__DIRECTION A__
Using the text on foreign yacht crew in the US, answer these questions:
(i) For how many days is a C1D visa issued?
(ii) Which form must an applicant fill out to begin the visa process?
(iii) By what date must the tax return be filed with the IRS?
__DIRECTION B__
Write out the part of the text on foreign yacht crew in the US starting at "1. 46 USC 12131" and ending at "intend to abandon.".

__QUOTED PASSAGE__
⁂
This page will answer the most common questions about foreign crew members working in the US and foreign boats navigation in the US.


Yes, but, except for Canadians, you will need to get a visa put in your passport. You get visas from the US Consulate or US embassies in foreign countries. Canadians do not get a physical B1 visa in their passport.

There are 2 types of visas you can get:

  • C1D which is a 29-days visa for commercial ship. This visa is designed more for companies like cruise ships
  • B1 visa which is often given for a duration of 10 years and allows to stay in the US for 6 months at a time. This visa is for private yachts, however, even a commercial yacht is considered to be private from the nature of the type of the boat.

You need to:

  • fill a DS-160 on this link
  • make an appointment to the US embassy you chose in your application
  • go to a visa interview at which you will have to bring your SEA, yacht registration, and proof of your ties to your home country (hence showing that you have no intention of sating in the US once the boat is gone), and a supporting letter from your employer.

It is a very common misconception that foreign crew cannot work on a US documented yacht in the US.

Short answer is: B1 crew can work on Recreational US Documented vessels (not Coastwise), except for the following positions: Chief engineer, Radio officer, or officer in charge of a deck watch or engineering watch.

If the yacht is US Coast Guard documented, you have 2 types of registrations:

  • Recreational vessel (Private use or Bareboat Charter)
  • Coastwise endorsement (Charter)

1. 46 USC 12131 permits a U.S. documented vessel with only a recreational endorsement, to be under the command of citizens other than U.S. citizens.

2. 9 FAM (U.S. Foreign Affair Manual) 402.2-5(C)(5) allows yacht crew with B1 visas to provide services on any recreational vessel, regardless of vessel nationality, so long as they can establish they have a residence abroad that they do not intend to abandon.

Here are the extracts of the articles:

46 U.S. Code § 12131.Command of documented vessels
(a)IN GENERAL. – Except as provided in subsection (b), a documented vessel may be placed under the command only of a citizen of the United States.
(b)EXCEPTIONS. – Subsection (a) does not apply to:
(1) a vessel with only a recreational endorsement; or
(2) an unmanned barge operating outside of the territorial waters of the United States.
More on that here.

9 FAM 402.2-5(C)(5) (U) Yacht Crewmen
(U) Yacht crew who will provides services on board a recreational vessel who are able to establish that they have a residence abroad which they do not intend to abandon, regardless of the nationality of the yacht are classifiable B-1.
More on that here.

Yes, non-US crew working on a US recreational yacht must pay US Federal Income Taxes.

You will need to request an ITIN (International Tax ID number) to the IRS, which takes a couple of months to be issued. Your employer will have you fill a W9 and at the end of the year, you are issued a 1099 which is a summary of what you earned.

Before April 15 of the next year, you have to file a tax return with the IRS and pay revenue taxes.

Whether or not you need to also pay taxes in your home country depends on the agreements between the US and your country of origin.

Yes if:

  • The boat is only Recreational
  • Chief engineer, radio officer or officer in charge of a deck watch or engineer watch is US citizen or green card
  • The rest of the crew can have a B1 visa
  • The charter is specifically a Bareboat charter.
⁂
__GIVEN INFORMATION__
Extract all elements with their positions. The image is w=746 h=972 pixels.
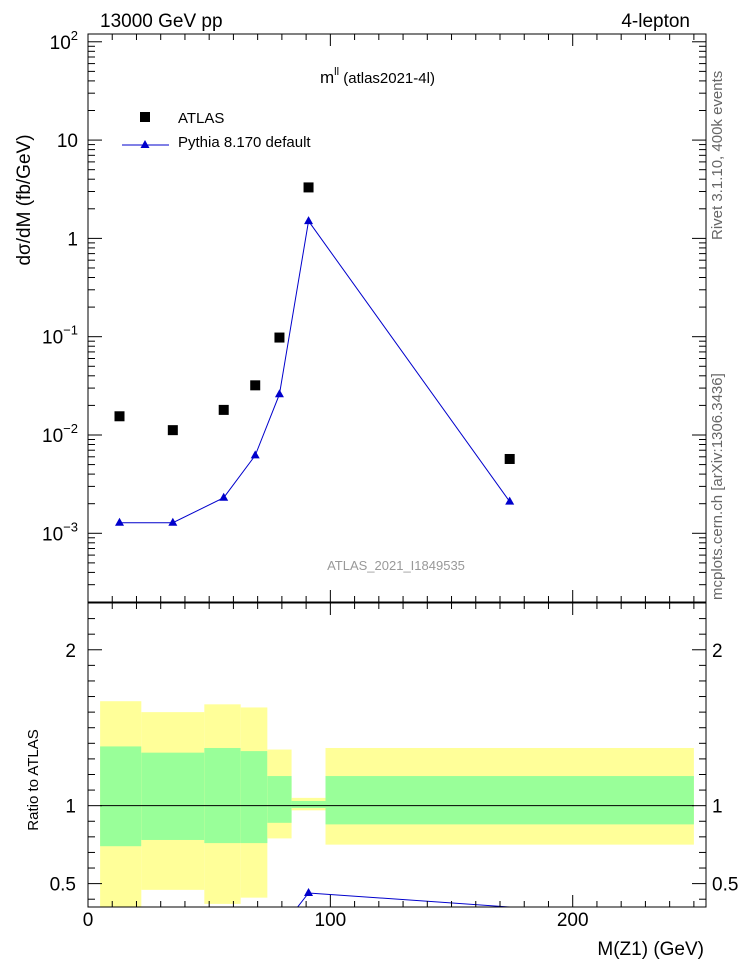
⁂
__OUTPUT A__
(i) 29 days.
(ii) The DS-160.
(iii) Before April 15 of the next year.

__OUTPUT B__
1. 46 USC 12131 permits a U.S. documented vessel with only a recreational endorsement, to be under the command of citizens other than U.S. citizens.

2. 9 FAM (U.S. Foreign Affair Manual) 402.2-5(C)(5) allows yacht crew with B1 visas to provide services on any recreational vessel, regardless of vessel nationality, so long as they can establish they have a residence abroad that they do not intend to abandon.